» **Work instructions**: Print out the material that follows word for word.

» **Excerpted records**:
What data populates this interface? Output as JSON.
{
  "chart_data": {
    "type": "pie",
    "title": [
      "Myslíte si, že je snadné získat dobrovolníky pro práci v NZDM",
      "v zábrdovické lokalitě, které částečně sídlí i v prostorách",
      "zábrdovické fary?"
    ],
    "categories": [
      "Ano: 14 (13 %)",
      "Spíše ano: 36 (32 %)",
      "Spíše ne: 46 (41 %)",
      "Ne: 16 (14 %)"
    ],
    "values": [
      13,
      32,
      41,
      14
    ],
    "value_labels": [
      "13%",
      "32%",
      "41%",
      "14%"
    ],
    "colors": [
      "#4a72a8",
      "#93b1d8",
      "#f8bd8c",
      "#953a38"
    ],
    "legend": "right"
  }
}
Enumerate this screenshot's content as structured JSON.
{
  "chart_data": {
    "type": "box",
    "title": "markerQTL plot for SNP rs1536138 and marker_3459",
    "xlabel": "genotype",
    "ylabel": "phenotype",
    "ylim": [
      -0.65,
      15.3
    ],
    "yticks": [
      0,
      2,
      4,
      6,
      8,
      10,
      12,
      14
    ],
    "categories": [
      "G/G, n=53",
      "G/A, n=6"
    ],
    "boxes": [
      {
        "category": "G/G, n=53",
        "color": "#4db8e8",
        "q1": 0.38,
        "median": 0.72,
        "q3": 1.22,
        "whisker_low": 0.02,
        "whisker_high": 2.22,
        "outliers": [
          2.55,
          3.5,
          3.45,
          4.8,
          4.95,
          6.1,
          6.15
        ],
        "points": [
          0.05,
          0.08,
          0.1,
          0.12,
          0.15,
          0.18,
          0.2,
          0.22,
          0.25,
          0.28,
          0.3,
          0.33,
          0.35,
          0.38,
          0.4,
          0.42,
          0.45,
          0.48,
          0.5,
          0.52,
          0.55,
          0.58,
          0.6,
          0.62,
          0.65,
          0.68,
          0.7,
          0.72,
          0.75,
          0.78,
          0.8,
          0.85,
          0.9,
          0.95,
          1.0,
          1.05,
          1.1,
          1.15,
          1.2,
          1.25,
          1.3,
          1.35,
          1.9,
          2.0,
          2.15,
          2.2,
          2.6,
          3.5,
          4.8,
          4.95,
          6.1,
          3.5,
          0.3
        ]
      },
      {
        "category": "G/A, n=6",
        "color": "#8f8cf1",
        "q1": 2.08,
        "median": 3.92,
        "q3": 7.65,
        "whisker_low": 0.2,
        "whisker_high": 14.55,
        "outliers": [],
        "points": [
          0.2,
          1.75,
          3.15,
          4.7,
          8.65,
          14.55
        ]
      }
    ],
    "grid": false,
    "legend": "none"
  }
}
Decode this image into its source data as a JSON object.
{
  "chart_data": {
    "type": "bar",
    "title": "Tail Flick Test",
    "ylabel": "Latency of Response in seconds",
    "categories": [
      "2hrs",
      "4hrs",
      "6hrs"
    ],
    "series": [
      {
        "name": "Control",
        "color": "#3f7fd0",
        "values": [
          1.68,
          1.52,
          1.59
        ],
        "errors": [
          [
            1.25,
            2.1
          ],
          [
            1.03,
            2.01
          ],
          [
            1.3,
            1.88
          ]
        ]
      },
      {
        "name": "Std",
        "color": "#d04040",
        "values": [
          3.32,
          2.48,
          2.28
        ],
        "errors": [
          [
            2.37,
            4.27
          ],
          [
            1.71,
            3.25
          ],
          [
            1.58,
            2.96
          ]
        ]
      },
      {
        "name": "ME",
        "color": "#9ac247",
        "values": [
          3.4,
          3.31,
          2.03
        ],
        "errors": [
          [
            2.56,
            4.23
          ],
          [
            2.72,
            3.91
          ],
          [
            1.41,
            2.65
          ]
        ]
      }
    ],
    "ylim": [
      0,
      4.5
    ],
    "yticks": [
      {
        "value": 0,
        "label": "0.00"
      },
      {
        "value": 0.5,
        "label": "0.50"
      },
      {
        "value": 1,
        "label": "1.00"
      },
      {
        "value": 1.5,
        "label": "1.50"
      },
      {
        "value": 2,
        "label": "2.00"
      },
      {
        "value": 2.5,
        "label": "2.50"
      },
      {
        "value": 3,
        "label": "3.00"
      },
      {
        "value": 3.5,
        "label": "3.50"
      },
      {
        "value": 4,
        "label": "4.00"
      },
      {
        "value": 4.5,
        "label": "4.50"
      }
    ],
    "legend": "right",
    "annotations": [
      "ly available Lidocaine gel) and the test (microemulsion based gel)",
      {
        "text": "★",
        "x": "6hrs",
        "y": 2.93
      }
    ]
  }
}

» **Response to the task**:
What data populates this interface? Output as JSON.
{
  "chart_data": {
    "type": "pie",
    "title": [
      "Myslíte si, že je snadné získat dobrovolníky pro práci v NZDM",
      "v zábrdovické lokalitě, které částečně sídlí i v prostorách",
      "zábrdovické fary?"
    ],
    "categories": [
      "Ano: 14 (13 %)",
      "Spíše ano: 36 (32 %)",
      "Spíše ne: 46 (41 %)",
      "Ne: 16 (14 %)"
    ],
    "values": [
      13,
      32,
      41,
      14
    ],
    "value_labels": [
      "13%",
      "32%",
      "41%",
      "14%"
    ],
    "colors": [
      "#4a72a8",
      "#93b1d8",
      "#f8bd8c",
      "#953a38"
    ],
    "legend": "right"
  }
}
Enumerate this screenshot's content as structured JSON.
{
  "chart_data": {
    "type": "box",
    "title": "markerQTL plot for SNP rs1536138 and marker_3459",
    "xlabel": "genotype",
    "ylabel": "phenotype",
    "ylim": [
      -0.65,
      15.3
    ],
    "yticks": [
      0,
      2,
      4,
      6,
      8,
      10,
      12,
      14
    ],
    "categories": [
      "G/G, n=53",
      "G/A, n=6"
    ],
    "boxes": [
      {
        "category": "G/G, n=53",
        "color": "#4db8e8",
        "q1": 0.38,
        "median": 0.72,
        "q3": 1.22,
        "whisker_low": 0.02,
        "whisker_high": 2.22,
        "outliers": [
          2.55,
          3.5,
          3.45,
          4.8,
          4.95,
          6.1,
          6.15
        ],
        "points": [
          0.05,
          0.08,
          0.1,
          0.12,
          0.15,
          0.18,
          0.2,
          0.22,
          0.25,
          0.28,
          0.3,
          0.33,
          0.35,
          0.38,
          0.4,
          0.42,
          0.45,
          0.48,
          0.5,
          0.52,
          0.55,
          0.58,
          0.6,
          0.62,
          0.65,
          0.68,
          0.7,
          0.72,
          0.75,
          0.78,
          0.8,
          0.85,
          0.9,
          0.95,
          1.0,
          1.05,
          1.1,
          1.15,
          1.2,
          1.25,
          1.3,
          1.35,
          1.9,
          2.0,
          2.15,
          2.2,
          2.6,
          3.5,
          4.8,
          4.95,
          6.1,
          3.5,
          0.3
        ]
      },
      {
        "category": "G/A, n=6",
        "color": "#8f8cf1",
        "q1": 2.08,
        "median": 3.92,
        "q3": 7.65,
        "whisker_low": 0.2,
        "whisker_high": 14.55,
        "outliers": [],
        "points": [
          0.2,
          1.75,
          3.15,
          4.7,
          8.65,
          14.55
        ]
      }
    ],
    "grid": false,
    "legend": "none"
  }
}
Decode this image into its source data as a JSON object.
{
  "chart_data": {
    "type": "bar",
    "title": "Tail Flick Test",
    "ylabel": "Latency of Response in seconds",
    "categories": [
      "2hrs",
      "4hrs",
      "6hrs"
    ],
    "series": [
      {
        "name": "Control",
        "color": "#3f7fd0",
        "values": [
          1.68,
          1.52,
          1.59
        ],
        "errors": [
          [
            1.25,
            2.1
          ],
          [
            1.03,
            2.01
          ],
          [
            1.3,
            1.88
          ]
        ]
      },
      {
        "name": "Std",
        "color": "#d04040",
        "values": [
          3.32,
          2.48,
          2.28
        ],
        "errors": [
          [
            2.37,
            4.27
          ],
          [
            1.71,
            3.25
          ],
          [
            1.58,
            2.96
          ]
        ]
      },
      {
        "name": "ME",
        "color": "#9ac247",
        "values": [
          3.4,
          3.31,
          2.03
        ],
        "errors": [
          [
            2.56,
            4.23
          ],
          [
            2.72,
            3.91
          ],
          [
            1.41,
            2.65
          ]
        ]
      }
    ],
    "ylim": [
      0,
      4.5
    ],
    "yticks": [
      {
        "value": 0,
        "label": "0.00"
      },
      {
        "value": 0.5,
        "label": "0.50"
      },
      {
        "value": 1,
        "label": "1.00"
      },
      {
        "value": 1.5,
        "label": "1.50"
      },
      {
        "value": 2,
        "label": "2.00"
      },
      {
        "value": 2.5,
        "label": "2.50"
      },
      {
        "value": 3,
        "label": "3.00"
      },
      {
        "value": 3.5,
        "label": "3.50"
      },
      {
        "value": 4,
        "label": "4.00"
      },
      {
        "value": 4.5,
        "label": "4.50"
      }
    ],
    "legend": "right",
    "annotations": [
      "ly available Lidocaine gel) and the test (microemulsion based gel)",
      {
        "text": "★",
        "x": "6hrs",
        "y": 2.93
      }
    ]
  }
}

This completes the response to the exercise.